### Written task
Set down the whole listing verbatim.

### Data rows
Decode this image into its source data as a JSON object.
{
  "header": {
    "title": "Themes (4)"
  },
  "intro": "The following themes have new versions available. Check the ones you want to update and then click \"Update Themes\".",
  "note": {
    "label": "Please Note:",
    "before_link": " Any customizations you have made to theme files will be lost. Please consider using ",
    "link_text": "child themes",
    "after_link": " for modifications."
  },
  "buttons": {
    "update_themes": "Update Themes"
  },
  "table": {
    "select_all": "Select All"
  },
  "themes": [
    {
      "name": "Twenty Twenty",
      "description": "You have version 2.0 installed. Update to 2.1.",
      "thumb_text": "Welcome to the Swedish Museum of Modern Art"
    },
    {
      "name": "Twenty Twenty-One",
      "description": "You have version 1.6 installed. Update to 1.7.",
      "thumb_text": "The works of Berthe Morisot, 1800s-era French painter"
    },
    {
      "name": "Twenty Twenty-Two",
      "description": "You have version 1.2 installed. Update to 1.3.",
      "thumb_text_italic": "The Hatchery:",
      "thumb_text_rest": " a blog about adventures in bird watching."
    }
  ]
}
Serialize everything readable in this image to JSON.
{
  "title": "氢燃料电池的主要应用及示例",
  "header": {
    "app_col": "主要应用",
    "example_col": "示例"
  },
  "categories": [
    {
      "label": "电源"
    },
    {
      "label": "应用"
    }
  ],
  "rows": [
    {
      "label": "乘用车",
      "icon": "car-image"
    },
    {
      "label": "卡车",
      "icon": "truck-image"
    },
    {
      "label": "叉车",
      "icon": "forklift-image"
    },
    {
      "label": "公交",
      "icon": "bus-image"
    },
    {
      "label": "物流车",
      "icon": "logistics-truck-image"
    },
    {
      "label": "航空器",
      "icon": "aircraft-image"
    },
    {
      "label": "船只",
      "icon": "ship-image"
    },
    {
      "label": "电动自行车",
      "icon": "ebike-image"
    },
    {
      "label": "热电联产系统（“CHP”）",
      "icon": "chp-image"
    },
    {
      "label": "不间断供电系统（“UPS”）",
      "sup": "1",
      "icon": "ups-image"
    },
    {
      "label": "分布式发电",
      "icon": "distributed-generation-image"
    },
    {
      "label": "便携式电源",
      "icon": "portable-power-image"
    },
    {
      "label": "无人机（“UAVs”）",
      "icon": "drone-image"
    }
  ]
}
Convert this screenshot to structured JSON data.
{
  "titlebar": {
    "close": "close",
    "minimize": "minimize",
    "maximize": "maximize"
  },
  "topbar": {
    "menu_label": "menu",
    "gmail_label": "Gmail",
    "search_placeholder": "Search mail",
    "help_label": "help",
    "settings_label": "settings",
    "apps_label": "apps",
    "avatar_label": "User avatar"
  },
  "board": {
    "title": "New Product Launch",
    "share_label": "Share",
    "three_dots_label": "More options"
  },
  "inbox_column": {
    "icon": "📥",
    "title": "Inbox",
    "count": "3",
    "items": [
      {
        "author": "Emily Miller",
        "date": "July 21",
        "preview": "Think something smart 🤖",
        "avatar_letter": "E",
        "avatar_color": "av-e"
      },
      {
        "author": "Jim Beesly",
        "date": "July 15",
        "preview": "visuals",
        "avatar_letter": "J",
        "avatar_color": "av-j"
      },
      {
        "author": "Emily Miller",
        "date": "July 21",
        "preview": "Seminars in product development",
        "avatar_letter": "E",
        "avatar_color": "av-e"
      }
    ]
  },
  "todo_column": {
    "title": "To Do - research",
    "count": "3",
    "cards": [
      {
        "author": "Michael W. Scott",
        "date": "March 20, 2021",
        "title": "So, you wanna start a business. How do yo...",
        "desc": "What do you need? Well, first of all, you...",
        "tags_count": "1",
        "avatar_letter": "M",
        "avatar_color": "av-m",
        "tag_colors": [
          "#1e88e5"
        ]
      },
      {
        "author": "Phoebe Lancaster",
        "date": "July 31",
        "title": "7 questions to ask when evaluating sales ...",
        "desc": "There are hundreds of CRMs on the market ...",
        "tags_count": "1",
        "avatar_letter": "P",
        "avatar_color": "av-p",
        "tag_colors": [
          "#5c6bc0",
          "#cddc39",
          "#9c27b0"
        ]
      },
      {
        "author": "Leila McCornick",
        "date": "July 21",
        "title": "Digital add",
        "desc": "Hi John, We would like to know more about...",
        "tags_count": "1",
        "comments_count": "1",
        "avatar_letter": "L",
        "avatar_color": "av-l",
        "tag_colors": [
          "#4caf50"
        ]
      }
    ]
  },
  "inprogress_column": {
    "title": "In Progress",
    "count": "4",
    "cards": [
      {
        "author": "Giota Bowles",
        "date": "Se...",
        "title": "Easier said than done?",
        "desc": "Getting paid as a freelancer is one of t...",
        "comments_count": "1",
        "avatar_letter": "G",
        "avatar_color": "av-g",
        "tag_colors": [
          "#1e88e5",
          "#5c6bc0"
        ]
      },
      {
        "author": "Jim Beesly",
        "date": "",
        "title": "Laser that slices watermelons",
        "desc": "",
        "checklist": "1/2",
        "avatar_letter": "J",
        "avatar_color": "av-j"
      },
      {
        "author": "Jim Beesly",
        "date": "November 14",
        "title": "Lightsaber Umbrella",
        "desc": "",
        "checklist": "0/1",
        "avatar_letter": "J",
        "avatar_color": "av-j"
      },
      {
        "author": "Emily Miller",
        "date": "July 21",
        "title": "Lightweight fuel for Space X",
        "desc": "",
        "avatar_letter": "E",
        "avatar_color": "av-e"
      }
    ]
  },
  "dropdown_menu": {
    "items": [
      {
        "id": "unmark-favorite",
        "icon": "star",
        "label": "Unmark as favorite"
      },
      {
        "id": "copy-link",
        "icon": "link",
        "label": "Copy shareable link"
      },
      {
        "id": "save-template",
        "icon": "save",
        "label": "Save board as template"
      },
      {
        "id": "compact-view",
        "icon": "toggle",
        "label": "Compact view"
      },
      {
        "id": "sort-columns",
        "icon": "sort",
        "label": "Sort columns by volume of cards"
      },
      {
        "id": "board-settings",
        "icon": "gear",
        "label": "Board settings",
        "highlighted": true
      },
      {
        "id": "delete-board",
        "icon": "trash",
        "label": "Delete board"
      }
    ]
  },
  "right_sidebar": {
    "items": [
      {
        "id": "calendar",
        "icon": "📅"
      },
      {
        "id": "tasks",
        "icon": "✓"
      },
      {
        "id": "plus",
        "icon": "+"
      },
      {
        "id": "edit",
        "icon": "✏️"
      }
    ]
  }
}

### Answer to this problem
Decode this image into its source data as a JSON object.
{
  "header": {
    "title": "Themes (4)"
  },
  "intro": "The following themes have new versions available. Check the ones you want to update and then click \"Update Themes\".",
  "note": {
    "label": "Please Note:",
    "before_link": " Any customizations you have made to theme files will be lost. Please consider using ",
    "link_text": "child themes",
    "after_link": " for modifications."
  },
  "buttons": {
    "update_themes": "Update Themes"
  },
  "table": {
    "select_all": "Select All"
  },
  "themes": [
    {
      "name": "Twenty Twenty",
      "description": "You have version 2.0 installed. Update to 2.1.",
      "thumb_text": "Welcome to the Swedish Museum of Modern Art"
    },
    {
      "name": "Twenty Twenty-One",
      "description": "You have version 1.6 installed. Update to 1.7.",
      "thumb_text": "The works of Berthe Morisot, 1800s-era French painter"
    },
    {
      "name": "Twenty Twenty-Two",
      "description": "You have version 1.2 installed. Update to 1.3.",
      "thumb_text_italic": "The Hatchery:",
      "thumb_text_rest": " a blog about adventures in bird watching."
    }
  ]
}
Serialize everything readable in this image to JSON.
{
  "title": "氢燃料电池的主要应用及示例",
  "header": {
    "app_col": "主要应用",
    "example_col": "示例"
  },
  "categories": [
    {
      "label": "电源"
    },
    {
      "label": "应用"
    }
  ],
  "rows": [
    {
      "label": "乘用车",
      "icon": "car-image"
    },
    {
      "label": "卡车",
      "icon": "truck-image"
    },
    {
      "label": "叉车",
      "icon": "forklift-image"
    },
    {
      "label": "公交",
      "icon": "bus-image"
    },
    {
      "label": "物流车",
      "icon": "logistics-truck-image"
    },
    {
      "label": "航空器",
      "icon": "aircraft-image"
    },
    {
      "label": "船只",
      "icon": "ship-image"
    },
    {
      "label": "电动自行车",
      "icon": "ebike-image"
    },
    {
      "label": "热电联产系统（“CHP”）",
      "icon": "chp-image"
    },
    {
      "label": "不间断供电系统（“UPS”）",
      "sup": "1",
      "icon": "ups-image"
    },
    {
      "label": "分布式发电",
      "icon": "distributed-generation-image"
    },
    {
      "label": "便携式电源",
      "icon": "portable-power-image"
    },
    {
      "label": "无人机（“UAVs”）",
      "icon": "drone-image"
    }
  ]
}
Convert this screenshot to structured JSON data.
{
  "titlebar": {
    "close": "close",
    "minimize": "minimize",
    "maximize": "maximize"
  },
  "topbar": {
    "menu_label": "menu",
    "gmail_label": "Gmail",
    "search_placeholder": "Search mail",
    "help_label": "help",
    "settings_label": "settings",
    "apps_label": "apps",
    "avatar_label": "User avatar"
  },
  "board": {
    "title": "New Product Launch",
    "share_label": "Share",
    "three_dots_label": "More options"
  },
  "inbox_column": {
    "icon": "📥",
    "title": "Inbox",
    "count": "3",
    "items": [
      {
        "author": "Emily Miller",
        "date": "July 21",
        "preview": "Think something smart 🤖",
        "avatar_letter": "E",
        "avatar_color": "av-e"
      },
      {
        "author": "Jim Beesly",
        "date": "July 15",
        "preview": "visuals",
        "avatar_letter": "J",
        "avatar_color": "av-j"
      },
      {
        "author": "Emily Miller",
        "date": "July 21",
        "preview": "Seminars in product development",
        "avatar_letter": "E",
        "avatar_color": "av-e"
      }
    ]
  },
  "todo_column": {
    "title": "To Do - research",
    "count": "3",
    "cards": [
      {
        "author": "Michael W. Scott",
        "date": "March 20, 2021",
        "title": "So, you wanna start a business. How do yo...",
        "desc": "What do you need? Well, first of all, you...",
        "tags_count": "1",
        "avatar_letter": "M",
        "avatar_color": "av-m",
        "tag_colors": [
          "#1e88e5"
        ]
      },
      {
        "author": "Phoebe Lancaster",
        "date": "July 31",
        "title": "7 questions to ask when evaluating sales ...",
        "desc": "There are hundreds of CRMs on the market ...",
        "tags_count": "1",
        "avatar_letter": "P",
        "avatar_color": "av-p",
        "tag_colors": [
          "#5c6bc0",
          "#cddc39",
          "#9c27b0"
        ]
      },
      {
        "author": "Leila McCornick",
        "date": "July 21",
        "title": "Digital add",
        "desc": "Hi John, We would like to know more about...",
        "tags_count": "1",
        "comments_count": "1",
        "avatar_letter": "L",
        "avatar_color": "av-l",
        "tag_colors": [
          "#4caf50"
        ]
      }
    ]
  },
  "inprogress_column": {
    "title": "In Progress",
    "count": "4",
    "cards": [
      {
        "author": "Giota Bowles",
        "date": "Se...",
        "title": "Easier said than done?",
        "desc": "Getting paid as a freelancer is one of t...",
        "comments_count": "1",
        "avatar_letter": "G",
        "avatar_color": "av-g",
        "tag_colors": [
          "#1e88e5",
          "#5c6bc0"
        ]
      },
      {
        "author": "Jim Beesly",
        "date": "",
        "title": "Laser that slices watermelons",
        "desc": "",
        "checklist": "1/2",
        "avatar_letter": "J",
        "avatar_color": "av-j"
      },
      {
        "author": "Jim Beesly",
        "date": "November 14",
        "title": "Lightsaber Umbrella",
        "desc": "",
        "checklist": "0/1",
        "avatar_letter": "J",
        "avatar_color": "av-j"
      },
      {
        "author": "Emily Miller",
        "date": "July 21",
        "title": "Lightweight fuel for Space X",
        "desc": "",
        "avatar_letter": "E",
        "avatar_color": "av-e"
      }
    ]
  },
  "dropdown_menu": {
    "items": [
      {
        "id": "unmark-favorite",
        "icon": "star",
        "label": "Unmark as favorite"
      },
      {
        "id": "copy-link",
        "icon": "link",
        "label": "Copy shareable link"
      },
      {
        "id": "save-template",
        "icon": "save",
        "label": "Save board as template"
      },
      {
        "id": "compact-view",
        "icon": "toggle",
        "label": "Compact view"
      },
      {
        "id": "sort-columns",
        "icon": "sort",
        "label": "Sort columns by volume of cards"
      },
      {
        "id": "board-settings",
        "icon": "gear",
        "label": "Board settings",
        "highlighted": true
      },
      {
        "id": "delete-board",
        "icon": "trash",
        "label": "Delete board"
      }
    ]
  },
  "right_sidebar": {
    "items": [
      {
        "id": "calendar",
        "icon": "📅"
      },
      {
        "id": "tasks",
        "icon": "✓"
      },
      {
        "id": "plus",
        "icon": "+"
      },
      {
        "id": "edit",
        "icon": "✏️"
      }
    ]
  }
}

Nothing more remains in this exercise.